:: Extracted material ::
'''

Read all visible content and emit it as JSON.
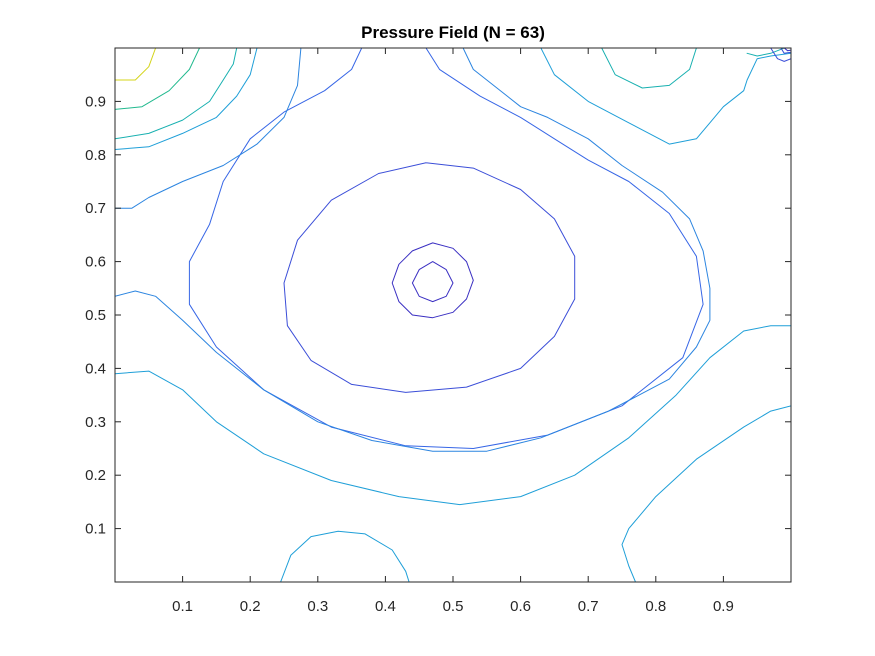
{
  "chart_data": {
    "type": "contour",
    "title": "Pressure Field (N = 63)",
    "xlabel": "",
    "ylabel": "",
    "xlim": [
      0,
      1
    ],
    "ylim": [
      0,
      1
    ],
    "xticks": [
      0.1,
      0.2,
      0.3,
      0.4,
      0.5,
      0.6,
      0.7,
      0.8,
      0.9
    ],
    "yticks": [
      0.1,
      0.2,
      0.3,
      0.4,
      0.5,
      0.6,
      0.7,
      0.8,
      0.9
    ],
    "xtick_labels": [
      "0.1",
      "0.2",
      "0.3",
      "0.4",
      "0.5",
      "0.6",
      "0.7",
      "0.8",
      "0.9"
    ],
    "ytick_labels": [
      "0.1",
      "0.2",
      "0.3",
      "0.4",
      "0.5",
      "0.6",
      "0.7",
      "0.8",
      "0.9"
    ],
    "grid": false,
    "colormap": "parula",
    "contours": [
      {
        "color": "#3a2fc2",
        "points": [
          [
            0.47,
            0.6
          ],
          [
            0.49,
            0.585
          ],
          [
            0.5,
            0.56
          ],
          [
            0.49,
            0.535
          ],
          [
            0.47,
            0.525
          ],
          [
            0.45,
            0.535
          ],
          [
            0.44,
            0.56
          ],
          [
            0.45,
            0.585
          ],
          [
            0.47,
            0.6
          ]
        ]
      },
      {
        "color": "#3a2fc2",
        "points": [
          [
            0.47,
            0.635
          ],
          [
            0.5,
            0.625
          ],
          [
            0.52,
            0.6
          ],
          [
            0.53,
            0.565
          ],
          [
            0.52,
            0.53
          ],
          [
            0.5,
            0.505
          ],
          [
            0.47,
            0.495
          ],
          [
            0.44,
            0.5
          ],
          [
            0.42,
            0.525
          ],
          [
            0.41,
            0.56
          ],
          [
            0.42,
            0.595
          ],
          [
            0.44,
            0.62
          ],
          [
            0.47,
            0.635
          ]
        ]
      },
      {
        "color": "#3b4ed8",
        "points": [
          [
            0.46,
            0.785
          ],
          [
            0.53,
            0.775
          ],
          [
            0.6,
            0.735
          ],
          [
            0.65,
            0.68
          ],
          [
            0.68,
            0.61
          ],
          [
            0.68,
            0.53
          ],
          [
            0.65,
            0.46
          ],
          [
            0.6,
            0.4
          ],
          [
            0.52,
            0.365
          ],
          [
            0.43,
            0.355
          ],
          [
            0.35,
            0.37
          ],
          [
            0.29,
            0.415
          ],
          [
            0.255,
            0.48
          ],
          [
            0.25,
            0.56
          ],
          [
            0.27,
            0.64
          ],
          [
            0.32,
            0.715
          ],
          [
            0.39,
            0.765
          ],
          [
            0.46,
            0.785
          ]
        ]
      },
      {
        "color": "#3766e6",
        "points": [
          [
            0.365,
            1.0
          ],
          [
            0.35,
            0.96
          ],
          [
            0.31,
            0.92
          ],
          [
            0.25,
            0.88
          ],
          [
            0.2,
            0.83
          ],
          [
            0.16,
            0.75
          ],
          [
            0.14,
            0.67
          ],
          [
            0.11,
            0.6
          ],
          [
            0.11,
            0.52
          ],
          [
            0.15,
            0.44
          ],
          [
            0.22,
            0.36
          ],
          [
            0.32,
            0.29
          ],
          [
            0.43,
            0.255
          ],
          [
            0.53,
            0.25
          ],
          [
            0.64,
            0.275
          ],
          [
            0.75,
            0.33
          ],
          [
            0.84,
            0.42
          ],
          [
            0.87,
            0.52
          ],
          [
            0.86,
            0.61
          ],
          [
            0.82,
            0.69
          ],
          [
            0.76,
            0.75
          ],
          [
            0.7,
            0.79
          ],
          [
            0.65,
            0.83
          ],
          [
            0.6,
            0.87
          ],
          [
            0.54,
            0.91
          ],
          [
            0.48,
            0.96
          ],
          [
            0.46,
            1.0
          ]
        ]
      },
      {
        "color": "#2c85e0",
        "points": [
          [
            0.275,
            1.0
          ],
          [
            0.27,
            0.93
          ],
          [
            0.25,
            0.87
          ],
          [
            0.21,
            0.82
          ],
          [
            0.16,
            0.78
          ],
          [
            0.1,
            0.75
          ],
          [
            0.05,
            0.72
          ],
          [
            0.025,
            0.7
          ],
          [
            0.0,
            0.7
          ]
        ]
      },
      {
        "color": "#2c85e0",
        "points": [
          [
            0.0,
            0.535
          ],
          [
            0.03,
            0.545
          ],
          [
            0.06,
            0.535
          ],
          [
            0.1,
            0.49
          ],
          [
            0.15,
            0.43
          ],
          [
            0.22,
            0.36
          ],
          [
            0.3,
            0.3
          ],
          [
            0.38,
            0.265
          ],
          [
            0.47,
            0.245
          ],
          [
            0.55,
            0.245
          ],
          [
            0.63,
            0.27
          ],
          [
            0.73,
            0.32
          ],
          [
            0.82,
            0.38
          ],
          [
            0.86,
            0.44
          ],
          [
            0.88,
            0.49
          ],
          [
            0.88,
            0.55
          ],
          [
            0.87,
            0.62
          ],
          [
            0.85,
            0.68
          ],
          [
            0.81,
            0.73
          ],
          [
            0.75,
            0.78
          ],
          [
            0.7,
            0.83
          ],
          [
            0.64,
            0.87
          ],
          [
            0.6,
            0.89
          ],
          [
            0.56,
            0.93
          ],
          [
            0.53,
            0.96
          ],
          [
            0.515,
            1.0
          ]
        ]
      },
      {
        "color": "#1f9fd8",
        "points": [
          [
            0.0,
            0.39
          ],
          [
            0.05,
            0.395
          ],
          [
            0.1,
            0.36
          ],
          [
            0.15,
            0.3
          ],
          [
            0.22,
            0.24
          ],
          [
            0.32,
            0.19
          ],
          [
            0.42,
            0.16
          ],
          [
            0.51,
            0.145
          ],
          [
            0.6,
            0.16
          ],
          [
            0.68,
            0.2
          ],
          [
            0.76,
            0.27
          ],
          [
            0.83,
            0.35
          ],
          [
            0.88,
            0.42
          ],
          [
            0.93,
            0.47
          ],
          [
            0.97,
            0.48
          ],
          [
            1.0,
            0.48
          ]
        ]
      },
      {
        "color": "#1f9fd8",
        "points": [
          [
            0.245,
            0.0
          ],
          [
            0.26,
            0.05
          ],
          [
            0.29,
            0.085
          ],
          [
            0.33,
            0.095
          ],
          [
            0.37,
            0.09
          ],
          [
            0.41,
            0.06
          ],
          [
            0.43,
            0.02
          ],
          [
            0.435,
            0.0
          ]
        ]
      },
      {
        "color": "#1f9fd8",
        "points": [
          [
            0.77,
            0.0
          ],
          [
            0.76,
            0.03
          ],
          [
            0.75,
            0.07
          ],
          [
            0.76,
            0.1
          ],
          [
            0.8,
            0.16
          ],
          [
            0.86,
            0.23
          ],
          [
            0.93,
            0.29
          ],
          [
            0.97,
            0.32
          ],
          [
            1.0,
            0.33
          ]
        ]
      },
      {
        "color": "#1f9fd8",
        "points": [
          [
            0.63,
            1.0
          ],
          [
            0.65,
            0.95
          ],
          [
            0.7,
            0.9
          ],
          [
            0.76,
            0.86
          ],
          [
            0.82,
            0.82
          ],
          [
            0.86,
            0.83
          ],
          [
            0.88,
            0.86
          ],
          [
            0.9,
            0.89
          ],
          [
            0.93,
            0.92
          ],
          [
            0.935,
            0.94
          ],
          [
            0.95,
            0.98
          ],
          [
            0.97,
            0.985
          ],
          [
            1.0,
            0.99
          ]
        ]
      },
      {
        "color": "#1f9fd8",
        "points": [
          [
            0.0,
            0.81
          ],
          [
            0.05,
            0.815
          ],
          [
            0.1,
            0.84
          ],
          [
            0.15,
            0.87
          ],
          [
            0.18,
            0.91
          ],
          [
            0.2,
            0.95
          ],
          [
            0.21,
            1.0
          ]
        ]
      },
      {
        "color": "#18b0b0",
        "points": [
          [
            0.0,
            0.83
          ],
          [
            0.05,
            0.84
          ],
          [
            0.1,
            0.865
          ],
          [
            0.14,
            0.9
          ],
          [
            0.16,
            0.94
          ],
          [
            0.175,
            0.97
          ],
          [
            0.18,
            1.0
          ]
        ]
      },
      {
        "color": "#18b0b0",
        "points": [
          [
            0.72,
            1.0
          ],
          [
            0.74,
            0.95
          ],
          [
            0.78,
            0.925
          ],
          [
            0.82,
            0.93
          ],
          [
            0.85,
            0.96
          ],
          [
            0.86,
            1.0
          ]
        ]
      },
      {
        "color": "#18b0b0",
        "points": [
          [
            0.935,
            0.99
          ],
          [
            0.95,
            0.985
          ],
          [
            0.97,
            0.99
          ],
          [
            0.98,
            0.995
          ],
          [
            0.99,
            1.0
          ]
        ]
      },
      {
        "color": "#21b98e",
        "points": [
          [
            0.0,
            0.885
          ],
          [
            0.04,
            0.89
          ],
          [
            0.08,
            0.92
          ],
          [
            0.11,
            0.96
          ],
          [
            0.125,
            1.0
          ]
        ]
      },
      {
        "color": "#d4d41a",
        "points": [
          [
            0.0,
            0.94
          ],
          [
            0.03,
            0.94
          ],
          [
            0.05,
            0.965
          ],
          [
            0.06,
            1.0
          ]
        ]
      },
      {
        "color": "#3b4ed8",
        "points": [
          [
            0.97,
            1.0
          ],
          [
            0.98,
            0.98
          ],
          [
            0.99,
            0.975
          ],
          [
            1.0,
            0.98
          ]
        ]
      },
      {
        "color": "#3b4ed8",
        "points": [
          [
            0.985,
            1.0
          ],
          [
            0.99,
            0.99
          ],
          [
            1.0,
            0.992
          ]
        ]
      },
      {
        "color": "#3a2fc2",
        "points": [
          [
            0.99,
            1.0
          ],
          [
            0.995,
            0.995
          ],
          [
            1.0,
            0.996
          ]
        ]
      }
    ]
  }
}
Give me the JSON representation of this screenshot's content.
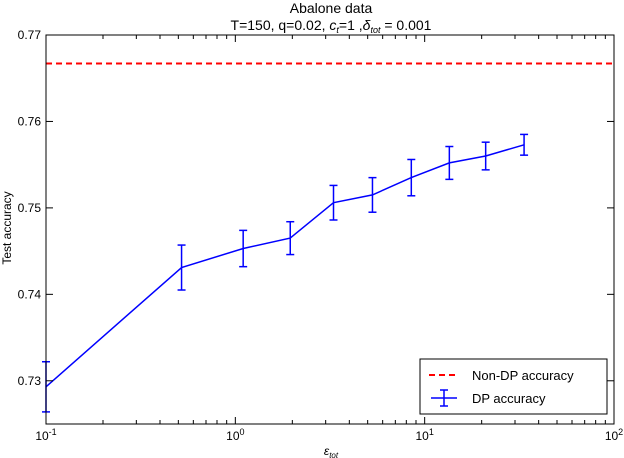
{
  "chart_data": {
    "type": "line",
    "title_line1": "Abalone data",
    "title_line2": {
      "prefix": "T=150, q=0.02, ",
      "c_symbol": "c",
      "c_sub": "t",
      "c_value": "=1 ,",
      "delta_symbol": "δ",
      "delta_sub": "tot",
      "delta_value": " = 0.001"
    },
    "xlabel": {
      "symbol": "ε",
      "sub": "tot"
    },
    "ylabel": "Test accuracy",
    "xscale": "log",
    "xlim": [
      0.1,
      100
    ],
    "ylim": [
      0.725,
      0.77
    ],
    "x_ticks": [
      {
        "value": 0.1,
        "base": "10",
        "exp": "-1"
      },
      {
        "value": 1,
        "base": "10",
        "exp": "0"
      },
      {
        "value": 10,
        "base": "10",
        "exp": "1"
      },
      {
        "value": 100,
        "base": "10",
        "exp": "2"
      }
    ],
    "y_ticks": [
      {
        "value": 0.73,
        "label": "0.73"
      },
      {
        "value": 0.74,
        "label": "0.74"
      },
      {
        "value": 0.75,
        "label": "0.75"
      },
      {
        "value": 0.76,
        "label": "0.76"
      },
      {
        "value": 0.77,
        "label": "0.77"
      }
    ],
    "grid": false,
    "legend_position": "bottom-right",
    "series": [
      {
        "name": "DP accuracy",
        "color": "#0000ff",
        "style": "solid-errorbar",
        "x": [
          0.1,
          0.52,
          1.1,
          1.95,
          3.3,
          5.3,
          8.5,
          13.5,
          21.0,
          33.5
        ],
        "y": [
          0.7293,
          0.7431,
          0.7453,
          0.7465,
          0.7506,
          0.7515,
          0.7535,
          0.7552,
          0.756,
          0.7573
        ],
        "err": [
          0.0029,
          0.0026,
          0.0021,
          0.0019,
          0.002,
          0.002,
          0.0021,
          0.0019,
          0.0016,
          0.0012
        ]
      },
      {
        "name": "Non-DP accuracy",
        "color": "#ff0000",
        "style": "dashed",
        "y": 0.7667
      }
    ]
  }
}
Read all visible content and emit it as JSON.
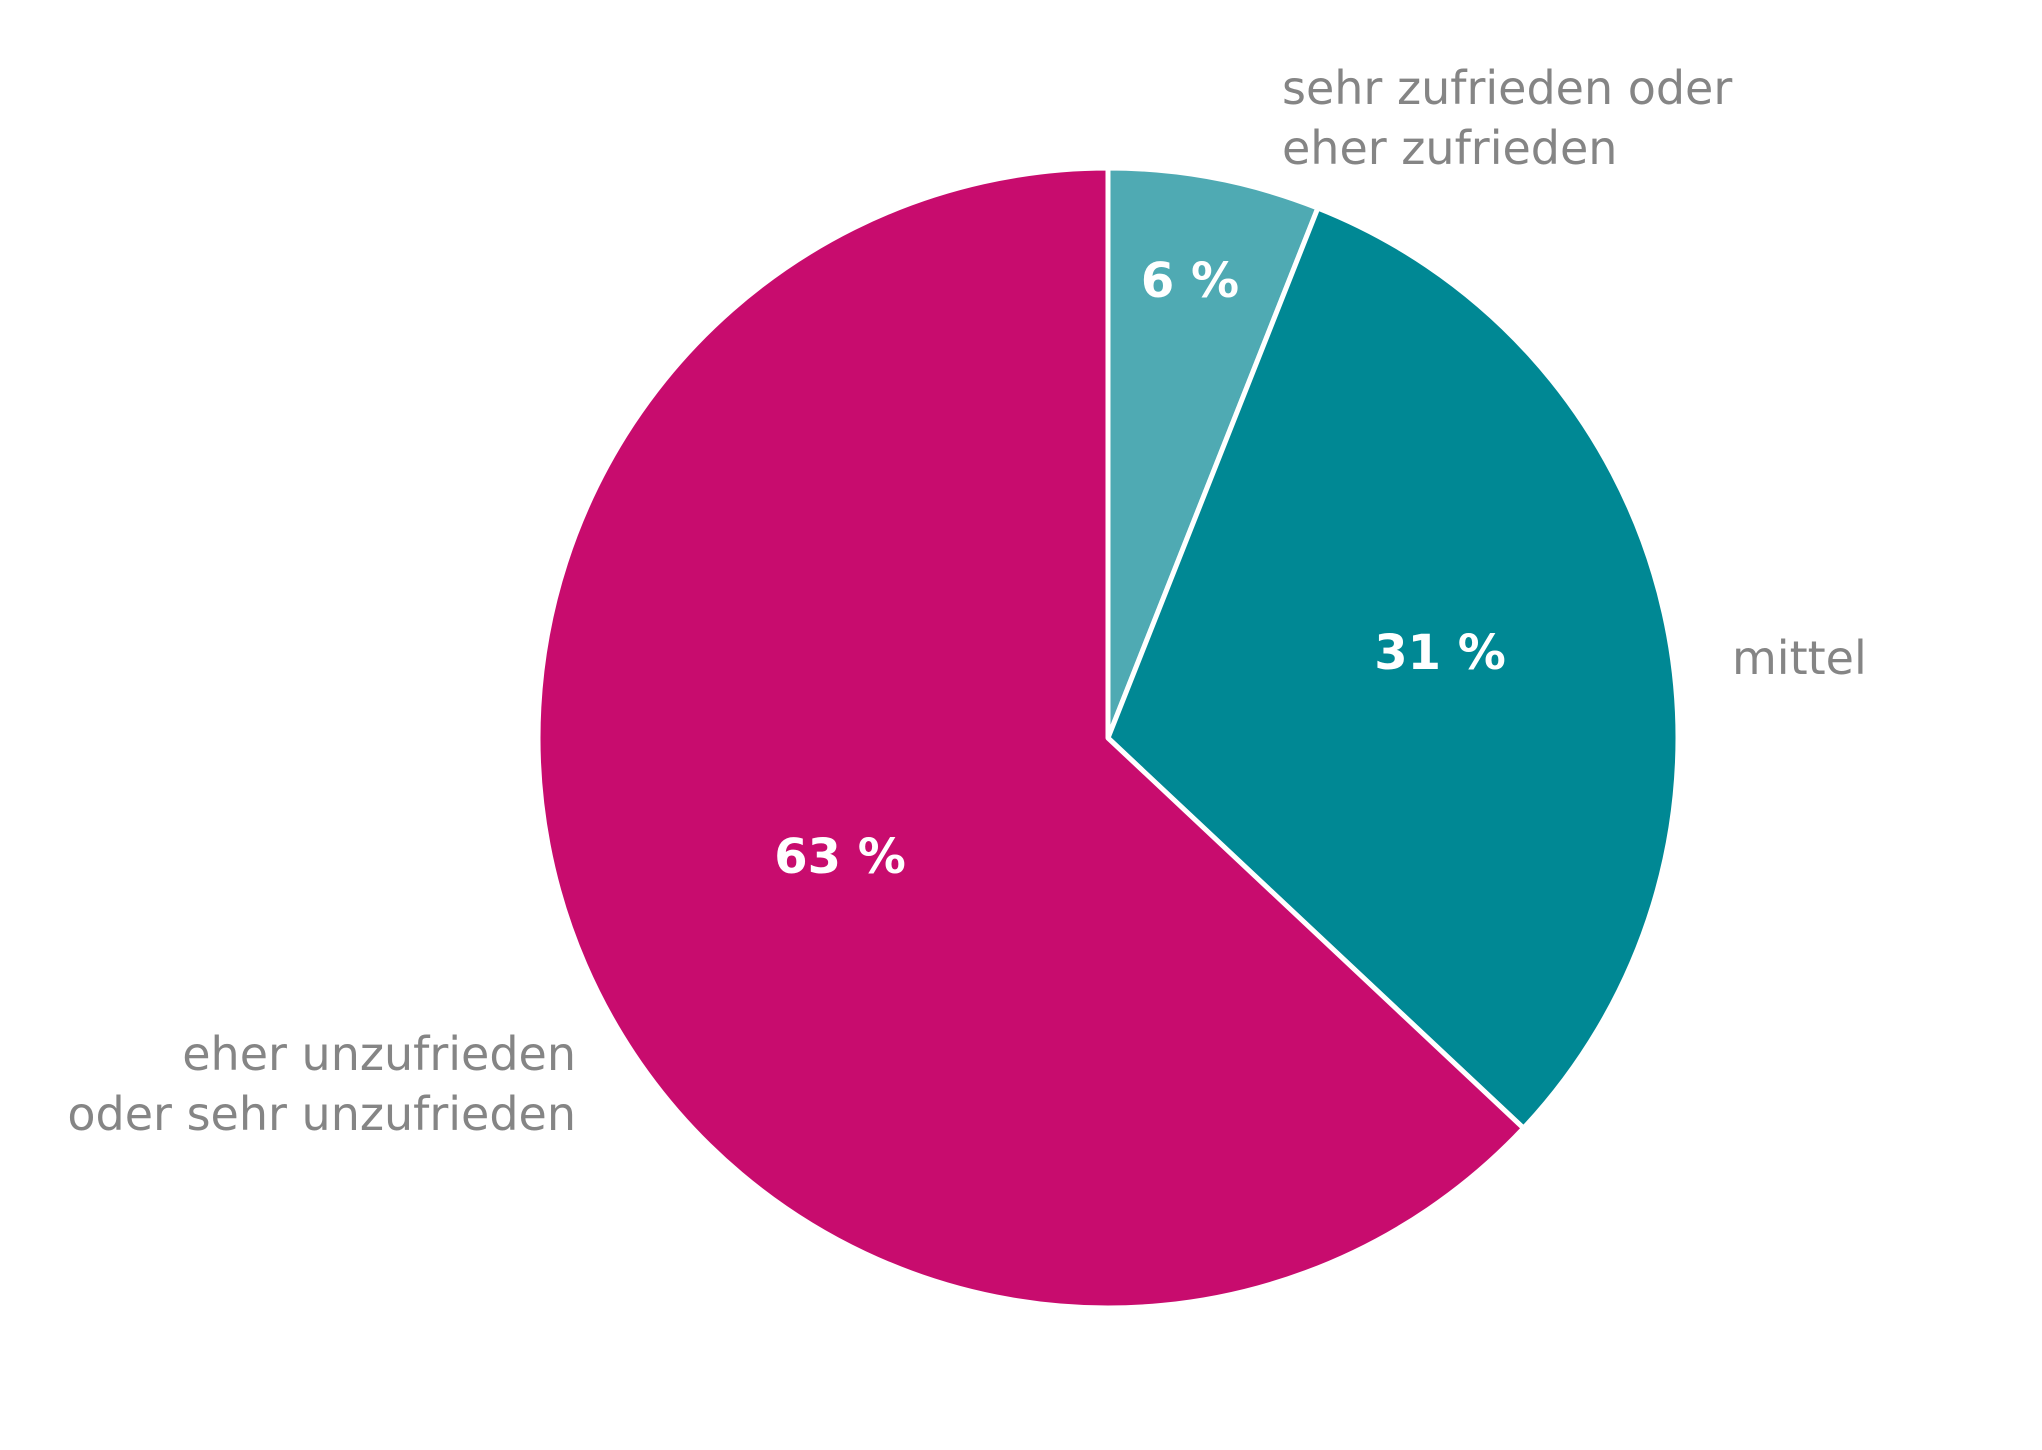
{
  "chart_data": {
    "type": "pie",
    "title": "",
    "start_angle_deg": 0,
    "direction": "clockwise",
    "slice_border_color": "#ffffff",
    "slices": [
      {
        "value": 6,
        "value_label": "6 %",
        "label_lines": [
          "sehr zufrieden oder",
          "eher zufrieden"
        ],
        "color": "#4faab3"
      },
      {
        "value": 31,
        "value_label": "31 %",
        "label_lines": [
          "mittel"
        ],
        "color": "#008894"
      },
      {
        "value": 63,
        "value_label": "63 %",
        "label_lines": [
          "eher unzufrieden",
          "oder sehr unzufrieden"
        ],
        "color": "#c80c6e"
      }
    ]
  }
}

'''

:: What the task asks ::
Where a line above includes "oder", copy that line.

:: Response to the exercise ::
          "sehr zufrieden oder",
          "oder sehr unzufrieden"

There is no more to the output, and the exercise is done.